-------- Provided records

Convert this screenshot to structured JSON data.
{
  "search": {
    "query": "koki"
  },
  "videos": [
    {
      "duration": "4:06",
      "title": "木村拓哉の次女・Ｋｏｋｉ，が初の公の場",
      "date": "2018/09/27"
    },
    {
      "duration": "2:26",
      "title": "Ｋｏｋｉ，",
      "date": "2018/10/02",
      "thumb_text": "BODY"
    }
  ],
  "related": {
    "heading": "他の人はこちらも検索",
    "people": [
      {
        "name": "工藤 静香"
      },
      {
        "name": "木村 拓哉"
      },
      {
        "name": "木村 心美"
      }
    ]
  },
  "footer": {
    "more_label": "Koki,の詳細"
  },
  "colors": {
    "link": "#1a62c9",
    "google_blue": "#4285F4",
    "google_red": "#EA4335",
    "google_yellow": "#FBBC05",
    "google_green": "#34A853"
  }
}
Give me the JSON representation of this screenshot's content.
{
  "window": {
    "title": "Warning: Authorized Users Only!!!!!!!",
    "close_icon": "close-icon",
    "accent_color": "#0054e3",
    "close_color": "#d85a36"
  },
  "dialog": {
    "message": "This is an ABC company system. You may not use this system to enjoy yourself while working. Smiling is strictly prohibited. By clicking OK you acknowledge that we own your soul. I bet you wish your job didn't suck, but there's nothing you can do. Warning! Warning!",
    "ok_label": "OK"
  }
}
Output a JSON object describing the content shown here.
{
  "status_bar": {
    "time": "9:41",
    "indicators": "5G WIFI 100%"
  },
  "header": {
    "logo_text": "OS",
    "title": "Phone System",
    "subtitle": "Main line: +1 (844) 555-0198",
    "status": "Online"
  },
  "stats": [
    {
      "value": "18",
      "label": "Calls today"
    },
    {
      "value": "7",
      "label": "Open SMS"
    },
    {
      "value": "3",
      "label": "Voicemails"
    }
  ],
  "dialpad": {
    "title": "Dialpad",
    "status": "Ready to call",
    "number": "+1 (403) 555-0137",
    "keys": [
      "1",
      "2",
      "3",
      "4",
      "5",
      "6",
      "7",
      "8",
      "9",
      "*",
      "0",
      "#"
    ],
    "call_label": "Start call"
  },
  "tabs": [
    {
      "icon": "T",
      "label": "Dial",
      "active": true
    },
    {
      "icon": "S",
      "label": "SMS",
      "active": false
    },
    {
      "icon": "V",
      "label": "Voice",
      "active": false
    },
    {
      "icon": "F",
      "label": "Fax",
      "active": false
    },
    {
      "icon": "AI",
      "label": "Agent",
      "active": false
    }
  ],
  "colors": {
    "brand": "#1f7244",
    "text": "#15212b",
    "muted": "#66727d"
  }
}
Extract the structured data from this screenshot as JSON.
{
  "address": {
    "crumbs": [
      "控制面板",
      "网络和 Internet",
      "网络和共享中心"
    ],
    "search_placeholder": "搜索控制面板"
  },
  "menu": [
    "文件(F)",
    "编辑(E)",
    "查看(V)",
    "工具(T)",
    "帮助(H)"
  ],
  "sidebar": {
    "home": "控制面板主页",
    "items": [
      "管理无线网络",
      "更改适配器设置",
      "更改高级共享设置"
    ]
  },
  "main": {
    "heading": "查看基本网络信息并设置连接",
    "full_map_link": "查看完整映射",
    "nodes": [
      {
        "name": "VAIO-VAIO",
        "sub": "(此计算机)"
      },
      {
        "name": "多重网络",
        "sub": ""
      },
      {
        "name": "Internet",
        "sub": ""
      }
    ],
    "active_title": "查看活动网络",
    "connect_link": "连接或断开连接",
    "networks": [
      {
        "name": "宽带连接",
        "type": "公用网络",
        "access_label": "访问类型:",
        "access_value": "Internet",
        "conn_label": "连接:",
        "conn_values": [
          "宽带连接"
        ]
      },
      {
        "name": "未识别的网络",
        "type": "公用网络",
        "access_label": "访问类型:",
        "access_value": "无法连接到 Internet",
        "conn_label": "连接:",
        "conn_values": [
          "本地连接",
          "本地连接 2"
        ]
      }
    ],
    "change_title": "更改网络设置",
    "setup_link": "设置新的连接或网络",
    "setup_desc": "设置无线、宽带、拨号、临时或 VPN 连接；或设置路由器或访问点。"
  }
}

----------------

## Your goal:
Copy all lines above containing the string "Warning".

## Exercise answer:
    "title": "Warning: Authorized Users Only!!!!!!!",
    "message": "This is an ABC company system. You may not use this system to enjoy yourself while working. Smiling is strictly prohibited. By clicking OK you acknowledge that we own your soul. I bet you wish your job didn't suck, but there's nothing you can do. Warning! Warning!",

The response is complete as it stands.